### Records for this task ###

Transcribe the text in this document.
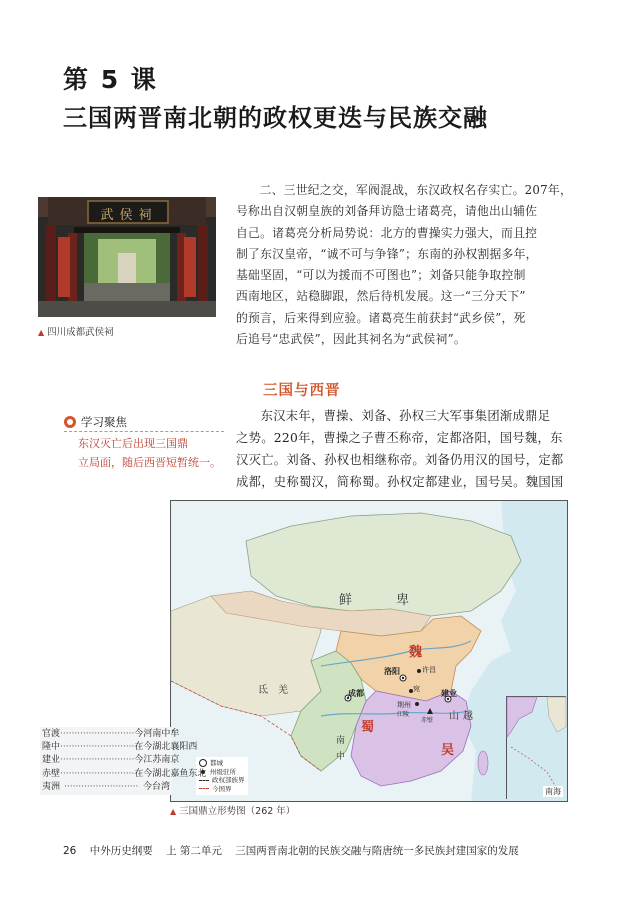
第 5 课
三国两晋南北朝的政权更迭与民族交融
武侯祠
▲ 四川成都武侯祠
二、三世纪之交，军阀混战，东汉政权名存实亡。207年，
号称出自汉朝皇族的刘备拜访隐士诸葛亮，请他出山辅佐
自己。诸葛亮分析局势说：北方的曹操实力强大，而且控
制了东汉皇帝，“诚不可与争锋”；东南的孙权割据多年，
基础坚固，“可以为援而不可图也”；刘备只能争取控制
西南地区，站稳脚跟，然后待机发展。这一“三分天下”
的预言，后来得到应验。诸葛亮生前获封“武乡侯”，死
后追号“忠武侯”，因此其祠名为“武侯祠”。
三国与西晋
学习聚焦
东汉灭亡后出现三国鼎
立局面，随后西晋短暂统一。
东汉末年，曹操、刘备、孙权三大军事集团渐成鼎足
之势。220年，曹操之子曹丕称帝，定都洛阳，国号魏，东
汉灭亡。刘备、孙权也相继称帝。刘备仍用汉的国号，定都
成都，史称蜀汉，简称蜀。孙权定都建业，国号吴。魏国国
鲜	卑
魏
蜀
吴
洛阳
成都	建业
许昌
宛
荆州
江陵
赤壁 山 越
羌
氐
南
中
南海
都城
州级驻所
政权部族界
今国界
官渡 ·························· 今河南中牟
隆中 ·························· 在今湖北襄阳西
建业 ·························· 今江苏南京
赤壁 ·························· 在今湖北嘉鱼东北
夷洲 ·························· 今台湾
▲ 三国鼎立形势图（262 年）
26 中外历史纲要 上 第二单元 三国两晋南北朝的民族交融与隋唐统一多民族封建国家的发展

###

= Given exercise =
Copy out each line exactly, without the pictures.

= Result below =
Transcribe the text in this document.
第 5 课
三国两晋南北朝的政权更迭与民族交融
武侯祠
▲ 四川成都武侯祠
二、三世纪之交，军阀混战，东汉政权名存实亡。207年，
号称出自汉朝皇族的刘备拜访隐士诸葛亮，请他出山辅佐
自己。诸葛亮分析局势说：北方的曹操实力强大，而且控
制了东汉皇帝，“诚不可与争锋”；东南的孙权割据多年，
基础坚固，“可以为援而不可图也”；刘备只能争取控制
西南地区，站稳脚跟，然后待机发展。这一“三分天下”
的预言，后来得到应验。诸葛亮生前获封“武乡侯”，死
后追号“忠武侯”，因此其祠名为“武侯祠”。
三国与西晋
学习聚焦
东汉灭亡后出现三国鼎
立局面，随后西晋短暂统一。
东汉末年，曹操、刘备、孙权三大军事集团渐成鼎足
之势。220年，曹操之子曹丕称帝，定都洛阳，国号魏，东
汉灭亡。刘备、孙权也相继称帝。刘备仍用汉的国号，定都
成都，史称蜀汉，简称蜀。孙权定都建业，国号吴。魏国国
鲜	卑
魏
蜀
吴
洛阳
成都	建业
许昌
宛
荆州
江陵
赤壁 山 越
羌
氐
南
中
南海
都城
州级驻所
政权部族界
今国界
官渡 ·························· 今河南中牟
隆中 ·························· 在今湖北襄阳西
建业 ·························· 今江苏南京
赤壁 ·························· 在今湖北嘉鱼东北
夷洲 ·························· 今台湾
▲ 三国鼎立形势图（262 年）
26 中外历史纲要 上 第二单元 三国两晋南北朝的民族交融与隋唐统一多民族封建国家的发展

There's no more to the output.